**Written request**. Report every line from the material that contains the word "xlabel".
-- START Records --
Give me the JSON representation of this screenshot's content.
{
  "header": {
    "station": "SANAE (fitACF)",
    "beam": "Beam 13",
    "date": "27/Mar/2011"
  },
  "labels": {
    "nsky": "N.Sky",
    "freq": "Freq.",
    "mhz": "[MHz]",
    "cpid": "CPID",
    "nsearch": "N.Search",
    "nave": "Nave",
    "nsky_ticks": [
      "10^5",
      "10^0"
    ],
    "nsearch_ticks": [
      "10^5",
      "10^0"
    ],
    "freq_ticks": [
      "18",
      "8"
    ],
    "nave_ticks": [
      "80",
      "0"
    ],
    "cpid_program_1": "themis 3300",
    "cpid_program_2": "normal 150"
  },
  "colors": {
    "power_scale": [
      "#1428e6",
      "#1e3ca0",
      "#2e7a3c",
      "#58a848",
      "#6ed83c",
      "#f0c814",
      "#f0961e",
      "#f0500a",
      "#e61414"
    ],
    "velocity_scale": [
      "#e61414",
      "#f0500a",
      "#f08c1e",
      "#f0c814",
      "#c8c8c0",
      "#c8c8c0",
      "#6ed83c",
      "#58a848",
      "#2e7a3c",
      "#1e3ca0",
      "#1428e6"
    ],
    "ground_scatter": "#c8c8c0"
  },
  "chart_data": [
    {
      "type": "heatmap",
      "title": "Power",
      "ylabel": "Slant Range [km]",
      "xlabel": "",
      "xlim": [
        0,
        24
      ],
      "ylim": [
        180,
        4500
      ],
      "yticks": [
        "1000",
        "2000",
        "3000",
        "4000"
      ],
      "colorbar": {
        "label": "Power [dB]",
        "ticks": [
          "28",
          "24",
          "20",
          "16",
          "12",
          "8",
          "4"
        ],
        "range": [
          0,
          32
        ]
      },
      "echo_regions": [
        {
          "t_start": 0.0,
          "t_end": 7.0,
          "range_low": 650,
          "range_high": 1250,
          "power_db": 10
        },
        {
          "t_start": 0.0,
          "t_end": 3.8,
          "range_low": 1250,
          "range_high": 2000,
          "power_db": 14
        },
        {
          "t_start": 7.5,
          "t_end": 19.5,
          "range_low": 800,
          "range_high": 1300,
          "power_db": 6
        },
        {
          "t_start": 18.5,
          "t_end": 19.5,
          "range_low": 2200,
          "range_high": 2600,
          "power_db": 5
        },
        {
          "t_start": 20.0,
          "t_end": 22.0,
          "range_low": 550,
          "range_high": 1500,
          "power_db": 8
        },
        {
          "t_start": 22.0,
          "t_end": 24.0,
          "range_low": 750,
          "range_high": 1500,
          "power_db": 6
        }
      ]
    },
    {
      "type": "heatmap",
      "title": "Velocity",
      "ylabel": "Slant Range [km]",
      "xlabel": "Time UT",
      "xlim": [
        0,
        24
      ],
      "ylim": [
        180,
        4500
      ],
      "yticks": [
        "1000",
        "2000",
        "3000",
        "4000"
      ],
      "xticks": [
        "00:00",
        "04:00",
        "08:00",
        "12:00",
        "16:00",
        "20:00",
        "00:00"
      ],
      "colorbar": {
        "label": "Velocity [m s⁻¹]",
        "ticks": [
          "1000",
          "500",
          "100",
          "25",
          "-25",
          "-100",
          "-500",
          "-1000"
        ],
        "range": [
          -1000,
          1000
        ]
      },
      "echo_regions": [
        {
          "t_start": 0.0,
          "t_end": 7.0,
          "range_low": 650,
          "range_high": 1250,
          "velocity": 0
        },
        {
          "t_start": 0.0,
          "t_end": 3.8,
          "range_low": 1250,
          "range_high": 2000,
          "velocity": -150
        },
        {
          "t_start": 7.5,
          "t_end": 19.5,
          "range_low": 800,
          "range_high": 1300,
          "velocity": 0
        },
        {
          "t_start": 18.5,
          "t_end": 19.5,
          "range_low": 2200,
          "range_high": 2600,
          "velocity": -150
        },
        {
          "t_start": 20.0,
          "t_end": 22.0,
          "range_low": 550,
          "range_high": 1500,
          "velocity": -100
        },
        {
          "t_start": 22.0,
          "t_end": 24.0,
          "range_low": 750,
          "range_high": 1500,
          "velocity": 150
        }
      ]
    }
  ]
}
-- END Records --
-- START Records --
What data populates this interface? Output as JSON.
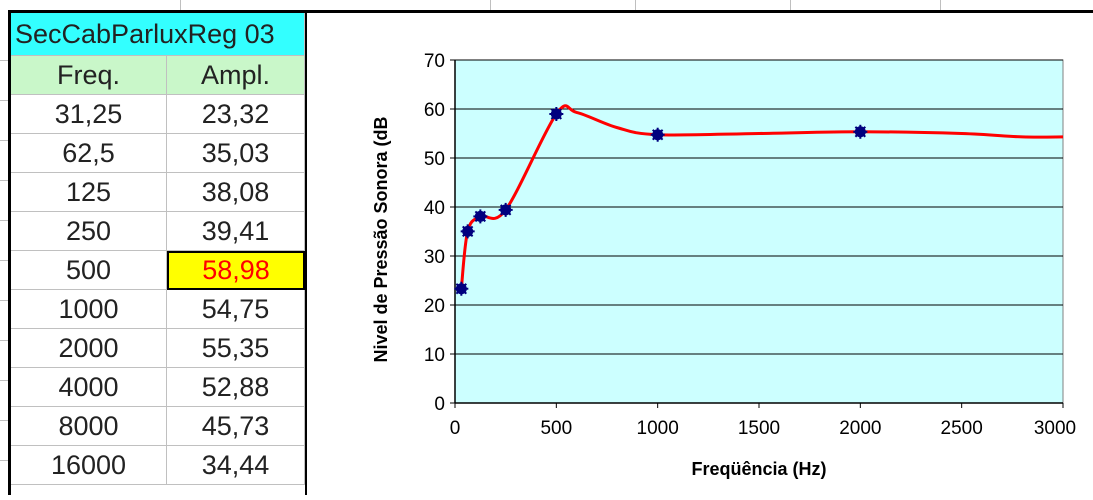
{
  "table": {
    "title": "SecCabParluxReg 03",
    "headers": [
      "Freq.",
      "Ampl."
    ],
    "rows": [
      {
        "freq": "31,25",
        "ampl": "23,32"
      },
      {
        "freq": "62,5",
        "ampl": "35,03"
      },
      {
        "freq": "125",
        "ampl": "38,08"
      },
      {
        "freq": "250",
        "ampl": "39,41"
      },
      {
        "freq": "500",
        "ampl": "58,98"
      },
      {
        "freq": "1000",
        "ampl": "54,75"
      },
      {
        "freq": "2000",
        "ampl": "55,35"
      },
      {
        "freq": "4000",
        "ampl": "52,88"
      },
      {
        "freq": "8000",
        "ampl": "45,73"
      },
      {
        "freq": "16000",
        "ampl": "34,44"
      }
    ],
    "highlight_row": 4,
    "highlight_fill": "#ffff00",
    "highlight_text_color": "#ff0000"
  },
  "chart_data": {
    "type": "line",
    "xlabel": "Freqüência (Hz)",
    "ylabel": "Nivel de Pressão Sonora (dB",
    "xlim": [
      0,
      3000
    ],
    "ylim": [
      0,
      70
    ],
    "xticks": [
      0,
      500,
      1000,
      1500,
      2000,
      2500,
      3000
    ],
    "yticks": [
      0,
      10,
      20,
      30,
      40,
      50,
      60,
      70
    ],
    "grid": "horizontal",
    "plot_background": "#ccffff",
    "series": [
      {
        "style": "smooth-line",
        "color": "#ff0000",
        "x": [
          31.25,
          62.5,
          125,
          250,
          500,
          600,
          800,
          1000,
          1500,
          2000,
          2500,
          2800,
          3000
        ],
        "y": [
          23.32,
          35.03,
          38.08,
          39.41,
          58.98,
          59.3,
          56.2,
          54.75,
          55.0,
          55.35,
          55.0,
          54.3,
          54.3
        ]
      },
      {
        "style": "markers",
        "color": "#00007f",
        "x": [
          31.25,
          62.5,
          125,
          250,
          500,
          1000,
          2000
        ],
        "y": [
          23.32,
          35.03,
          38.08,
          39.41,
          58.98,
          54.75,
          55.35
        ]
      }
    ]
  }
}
-- END Records --
**Exercise solution**.
      "xlabel": "",
      "xlabel": "Time UT",
    "xlabel": "Freqüência (Hz)",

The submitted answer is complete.